(Dataset records)

================

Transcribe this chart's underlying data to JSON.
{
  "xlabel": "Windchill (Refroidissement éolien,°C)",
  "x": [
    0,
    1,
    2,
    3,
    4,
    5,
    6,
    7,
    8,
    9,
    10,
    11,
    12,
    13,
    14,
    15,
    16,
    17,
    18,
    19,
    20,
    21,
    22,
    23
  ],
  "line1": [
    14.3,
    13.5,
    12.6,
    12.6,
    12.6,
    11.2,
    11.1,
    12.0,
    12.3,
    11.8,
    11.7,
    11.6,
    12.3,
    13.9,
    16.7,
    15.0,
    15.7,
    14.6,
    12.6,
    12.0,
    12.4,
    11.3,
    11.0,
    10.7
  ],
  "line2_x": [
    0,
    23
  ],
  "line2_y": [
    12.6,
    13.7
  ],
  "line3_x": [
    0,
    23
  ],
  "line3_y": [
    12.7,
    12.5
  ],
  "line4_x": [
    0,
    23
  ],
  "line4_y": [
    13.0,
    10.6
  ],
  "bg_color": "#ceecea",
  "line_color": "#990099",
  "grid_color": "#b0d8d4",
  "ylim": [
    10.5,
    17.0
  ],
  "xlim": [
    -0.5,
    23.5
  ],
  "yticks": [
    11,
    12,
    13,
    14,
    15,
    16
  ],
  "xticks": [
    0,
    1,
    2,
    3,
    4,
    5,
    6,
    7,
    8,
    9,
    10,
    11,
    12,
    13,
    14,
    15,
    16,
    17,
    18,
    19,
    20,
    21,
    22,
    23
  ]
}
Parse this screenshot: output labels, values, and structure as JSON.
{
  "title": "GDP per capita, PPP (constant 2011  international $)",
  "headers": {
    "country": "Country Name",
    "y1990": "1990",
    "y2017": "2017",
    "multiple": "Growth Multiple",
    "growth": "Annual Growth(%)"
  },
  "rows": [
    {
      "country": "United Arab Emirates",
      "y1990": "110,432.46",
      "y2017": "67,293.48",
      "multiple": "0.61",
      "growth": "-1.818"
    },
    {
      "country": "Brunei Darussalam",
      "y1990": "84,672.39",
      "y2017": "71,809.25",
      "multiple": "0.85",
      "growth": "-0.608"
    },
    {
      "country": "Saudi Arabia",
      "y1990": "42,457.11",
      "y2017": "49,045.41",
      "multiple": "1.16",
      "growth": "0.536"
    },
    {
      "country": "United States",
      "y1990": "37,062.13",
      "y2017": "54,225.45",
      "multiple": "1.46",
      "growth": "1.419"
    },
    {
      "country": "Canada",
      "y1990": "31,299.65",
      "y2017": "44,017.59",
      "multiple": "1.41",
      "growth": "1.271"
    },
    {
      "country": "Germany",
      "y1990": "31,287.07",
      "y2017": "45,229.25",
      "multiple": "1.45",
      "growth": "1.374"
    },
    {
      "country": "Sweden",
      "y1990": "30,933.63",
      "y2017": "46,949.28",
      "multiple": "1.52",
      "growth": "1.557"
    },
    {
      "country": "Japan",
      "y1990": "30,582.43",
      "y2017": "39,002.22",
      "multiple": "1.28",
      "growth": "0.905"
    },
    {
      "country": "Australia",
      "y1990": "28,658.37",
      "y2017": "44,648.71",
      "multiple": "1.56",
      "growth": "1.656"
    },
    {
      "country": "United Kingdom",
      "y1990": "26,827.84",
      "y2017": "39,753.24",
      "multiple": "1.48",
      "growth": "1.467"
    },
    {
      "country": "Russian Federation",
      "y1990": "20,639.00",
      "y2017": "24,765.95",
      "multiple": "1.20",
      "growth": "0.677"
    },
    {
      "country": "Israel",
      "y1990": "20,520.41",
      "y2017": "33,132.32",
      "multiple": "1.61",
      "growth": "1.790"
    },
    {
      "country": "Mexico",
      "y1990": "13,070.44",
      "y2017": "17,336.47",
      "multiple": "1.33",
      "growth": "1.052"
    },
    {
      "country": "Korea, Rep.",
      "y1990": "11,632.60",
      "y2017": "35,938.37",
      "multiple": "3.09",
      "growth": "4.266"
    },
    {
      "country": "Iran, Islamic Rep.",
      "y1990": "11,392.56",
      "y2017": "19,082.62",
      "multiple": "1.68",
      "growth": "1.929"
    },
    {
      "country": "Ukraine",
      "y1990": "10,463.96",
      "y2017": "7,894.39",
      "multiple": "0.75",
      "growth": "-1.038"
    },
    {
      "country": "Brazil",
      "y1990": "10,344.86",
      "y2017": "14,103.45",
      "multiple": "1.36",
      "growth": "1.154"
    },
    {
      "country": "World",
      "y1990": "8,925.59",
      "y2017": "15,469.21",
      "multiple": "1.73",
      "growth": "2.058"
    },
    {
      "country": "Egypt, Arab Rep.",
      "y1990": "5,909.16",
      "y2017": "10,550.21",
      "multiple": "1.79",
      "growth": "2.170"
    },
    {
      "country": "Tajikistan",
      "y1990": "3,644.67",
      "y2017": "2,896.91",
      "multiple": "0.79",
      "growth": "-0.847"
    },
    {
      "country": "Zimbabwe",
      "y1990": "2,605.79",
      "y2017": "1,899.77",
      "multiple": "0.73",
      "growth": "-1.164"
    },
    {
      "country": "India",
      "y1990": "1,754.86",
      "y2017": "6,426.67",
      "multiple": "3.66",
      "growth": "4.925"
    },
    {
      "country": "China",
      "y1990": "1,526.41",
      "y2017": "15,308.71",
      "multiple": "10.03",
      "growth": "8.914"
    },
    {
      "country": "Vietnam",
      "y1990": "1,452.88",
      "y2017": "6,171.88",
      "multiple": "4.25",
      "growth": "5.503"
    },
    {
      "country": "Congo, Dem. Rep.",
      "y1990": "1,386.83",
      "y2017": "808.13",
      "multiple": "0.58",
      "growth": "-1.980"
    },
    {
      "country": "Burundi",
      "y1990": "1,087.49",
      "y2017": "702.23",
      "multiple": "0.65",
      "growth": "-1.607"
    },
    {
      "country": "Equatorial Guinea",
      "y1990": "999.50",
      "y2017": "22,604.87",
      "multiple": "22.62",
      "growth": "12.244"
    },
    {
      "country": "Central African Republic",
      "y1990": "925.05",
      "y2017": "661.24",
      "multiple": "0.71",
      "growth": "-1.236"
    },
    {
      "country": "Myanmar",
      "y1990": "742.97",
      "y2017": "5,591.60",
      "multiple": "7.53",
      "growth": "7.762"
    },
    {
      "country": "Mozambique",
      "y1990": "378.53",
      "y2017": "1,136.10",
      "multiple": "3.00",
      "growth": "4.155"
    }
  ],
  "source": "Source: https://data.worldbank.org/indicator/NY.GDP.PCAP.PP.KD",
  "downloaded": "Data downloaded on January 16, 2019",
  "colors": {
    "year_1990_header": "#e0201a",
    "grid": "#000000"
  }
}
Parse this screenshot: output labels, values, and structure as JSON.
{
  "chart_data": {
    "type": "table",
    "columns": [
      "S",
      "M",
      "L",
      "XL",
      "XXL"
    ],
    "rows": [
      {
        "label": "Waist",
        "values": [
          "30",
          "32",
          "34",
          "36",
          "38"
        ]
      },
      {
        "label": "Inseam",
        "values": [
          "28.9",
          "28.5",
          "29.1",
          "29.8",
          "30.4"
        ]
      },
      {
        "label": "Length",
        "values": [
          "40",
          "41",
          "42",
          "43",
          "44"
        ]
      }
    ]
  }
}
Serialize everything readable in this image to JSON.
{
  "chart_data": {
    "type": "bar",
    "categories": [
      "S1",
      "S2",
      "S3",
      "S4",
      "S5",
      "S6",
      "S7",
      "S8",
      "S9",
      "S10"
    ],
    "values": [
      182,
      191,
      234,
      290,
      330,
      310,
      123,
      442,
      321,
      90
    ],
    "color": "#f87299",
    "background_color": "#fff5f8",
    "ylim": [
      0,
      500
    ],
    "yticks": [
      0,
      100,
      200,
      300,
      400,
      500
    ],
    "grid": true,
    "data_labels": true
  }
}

================

◆ WRITTEN INSTRUCTION
Scan the material above for the word "JSON". Copy each line where it occurs.

◆ RESPONSE FOR THIS EXERCISE
Transcribe this chart's underlying data to JSON.
Parse this screenshot: output labels, values, and structure as JSON.
Parse this screenshot: output labels, values, and structure as JSON.
Serialize everything readable in this image to JSON.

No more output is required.